Polecenie 1: Zamień "butów" na "pantofli" i przepisz artykuł o programie Mai Sablewskiej od słów "Uczestniczka podkreśliła, że" aż po słowa "wyznała w liście.".
Polecenie 2: Na antenie jakiej stacji zadebiutował program "10 lat młodsza w 10 dni" według artykułu o programie Mai Sablewskiej?
Polecenie 3: Napisz dalszy ciąg artykułu o programie Mai Sablewskiej, zaczynając od miejsca, w którym się kończy.

Udostępniony fragment:
Maja Sablewska ma już spore doświadczenie w przeprowadzaniu metamorfoz. W stacji TVN prowadziła kilka programów o takiej tematyce. "Sablewskiej sposób na modę" i "SOS - Sablewska od stylu" cieszyły się swego czasu sporym powodzeniem. Jesienią zeszłego roku najbardziej znana w Polsce menadżerka gwiazd zadebiutowała na antenie Polsat Cafe z programem "10 lat młodsza w 10 dni". Do programu zgłaszają się panie, które nie są zadowolone ze swojego wyglądu, a Maja Sablewska wraz z ekipą specjalistów poddaje uczestniczki spektakularnej metamorfozie. Niestety nie wszystkie panie są zadowolone z efektów, a widzowie krytykują metamorfozy, twierdząc, że kobiety zostały oszpecone. "Czułam się jak śmieć" czy "Zrobiła ze mnie straszydło" to tylko niektóre opinie kobiet po finale programu, wiec zarzutów wobec prowadzącej jest wiele. Właśnie kolejna uczestniczka zabrała głos.
Jedna z uczestniczek programu "10 lat młodsza w 10 dni" skontaktowała się z redakcją serwisu Plejada.pl, aby opowiedzieć o negatywnych doświadczeniach w programie Mai Sablewskiej. Kobieta nie zdradziła swojej tożsamości i chciała pozostać anonimowa. Jest to prawdopodobnie związane z kontrowersyjną umową, która zabrania krytykowania programu do 20 lat po jego zakończeniu.
Byłam uczestniczką jednego z odcinków programu "10 lat młodsza w 10 dni" i mogę powiedzieć, że inaczej to sobie wyobrażałam. Nie miałam tam nic do powiedzenia, bo decydowała wyłącznie pani Sablewska - napisała anonimowa uczestniczka.
Uczestniczka podkreśliła, że nie mogła wpływać na przebieg metamorfozy, bo o wszystkim decydowała prowadząca.
Jak poprosiłam choćby o zmianę butów, usłyszałam: "to ja tutaj rządzę". Osobiście do tak cieniutkiej sukienki nigdy nie założyłabym ciężkich butów, one nadają się do spodni, ewentualnie do kostiumu, ale moje zdanie nie obchodziło nikogo - wyznała w liście.
Uczestniczka nie była zadowolona z dobranych jej strojów, ale jak wyznała, nie miała żadnego wpływu na modowe decyzje.

Zapisane dane:

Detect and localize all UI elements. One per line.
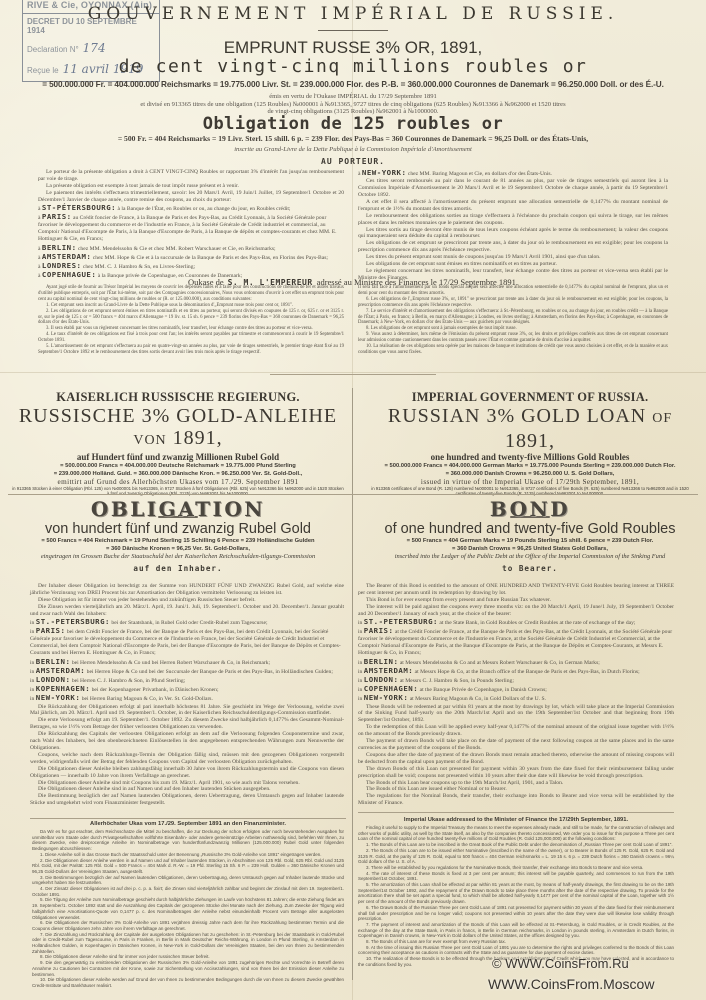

Wynik zadania 1:
Uczestniczka podkreśliła, że nie mogła wpływać na przebieg metamorfozy, bo o wszystkim decydowała prowadząca.
Jak poprosiłam choćby o zmianę pantofli, usłyszałam: "to ja tutaj rządzę". Osobiście do tak cieniutkiej sukienki nigdy nie założyłabym ciężkich pantofli, one nadają się do spodni, ewentualnie do kostiumu, ale moje zdanie nie obchodziło nikogo - wyznała w liście.

Wynik zadania 2: Na antenie Polsat Cafe.

Wynik zadania 3:
Sama sukienka pochodziła od sponsora i musiałam ją założyć. "Pani nie ma tutaj nic do powiedzenia. Tutaj rządzi pani Sablewska" — uświadamiała mnie osoba z produkcji. Przestałam się więc wtrącać - dodała.
Uczestniczka podkreśliła, że w trakcie finału czuła się zmęczona i nie miała już na nic siły.
W finałowym odcinku przeżyłam koszmar. Dzień wcześniej robiono mi włosy, farbowano, zawiązano w kiteczki i wysłano do domu. Następnego dnia musiałam stawić się na godzinę ósmą rano. Byłam cały dzień na nogach, wykończona, a nie jestem już młodą osobą. Miałam dość - wyznała.
Kobieta opowiedziała też o kontrowersyjnej umowie, którą otrzymała do podpisania. Zgodnie z zapisami umowy za krytykę programu Sablewskiej lub wycofanie się z show grożą ogromne kary pieniężne.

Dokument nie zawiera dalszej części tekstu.